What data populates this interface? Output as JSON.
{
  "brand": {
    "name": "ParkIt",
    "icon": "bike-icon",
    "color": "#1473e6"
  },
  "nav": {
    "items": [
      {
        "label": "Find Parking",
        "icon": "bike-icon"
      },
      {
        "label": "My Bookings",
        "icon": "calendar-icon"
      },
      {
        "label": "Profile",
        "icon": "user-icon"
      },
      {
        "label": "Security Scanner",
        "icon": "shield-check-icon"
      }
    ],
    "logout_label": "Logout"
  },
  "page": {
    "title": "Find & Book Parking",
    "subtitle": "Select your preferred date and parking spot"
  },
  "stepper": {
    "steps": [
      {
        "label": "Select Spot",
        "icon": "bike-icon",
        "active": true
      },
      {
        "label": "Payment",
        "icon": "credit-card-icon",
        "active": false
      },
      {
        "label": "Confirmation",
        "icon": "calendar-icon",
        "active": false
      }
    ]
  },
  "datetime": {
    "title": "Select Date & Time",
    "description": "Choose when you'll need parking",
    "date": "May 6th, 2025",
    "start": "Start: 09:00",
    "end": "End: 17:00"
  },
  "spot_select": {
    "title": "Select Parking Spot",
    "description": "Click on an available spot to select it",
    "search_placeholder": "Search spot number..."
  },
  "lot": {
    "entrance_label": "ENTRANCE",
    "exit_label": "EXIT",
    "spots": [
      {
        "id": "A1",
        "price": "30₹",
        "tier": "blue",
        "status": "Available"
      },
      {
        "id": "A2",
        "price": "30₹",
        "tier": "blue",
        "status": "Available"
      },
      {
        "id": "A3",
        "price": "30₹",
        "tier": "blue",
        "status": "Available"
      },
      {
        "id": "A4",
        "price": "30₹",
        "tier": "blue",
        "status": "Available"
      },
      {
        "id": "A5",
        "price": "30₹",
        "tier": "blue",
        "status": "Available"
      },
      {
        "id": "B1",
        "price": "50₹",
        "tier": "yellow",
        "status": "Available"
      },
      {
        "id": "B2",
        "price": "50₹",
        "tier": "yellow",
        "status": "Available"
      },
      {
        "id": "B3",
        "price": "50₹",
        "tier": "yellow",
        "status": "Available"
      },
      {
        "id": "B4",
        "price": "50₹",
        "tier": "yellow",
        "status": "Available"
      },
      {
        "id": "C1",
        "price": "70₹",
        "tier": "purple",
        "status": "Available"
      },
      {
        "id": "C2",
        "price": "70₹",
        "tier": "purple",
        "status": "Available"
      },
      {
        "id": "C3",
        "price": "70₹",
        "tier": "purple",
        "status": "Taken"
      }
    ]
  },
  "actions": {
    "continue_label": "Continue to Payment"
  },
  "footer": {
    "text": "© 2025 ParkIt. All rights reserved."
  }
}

------------

### Exercise prompt:
Tally the lines of the listing that include "Find". Reply with nothing but the count.

### Answer to this exercise:
2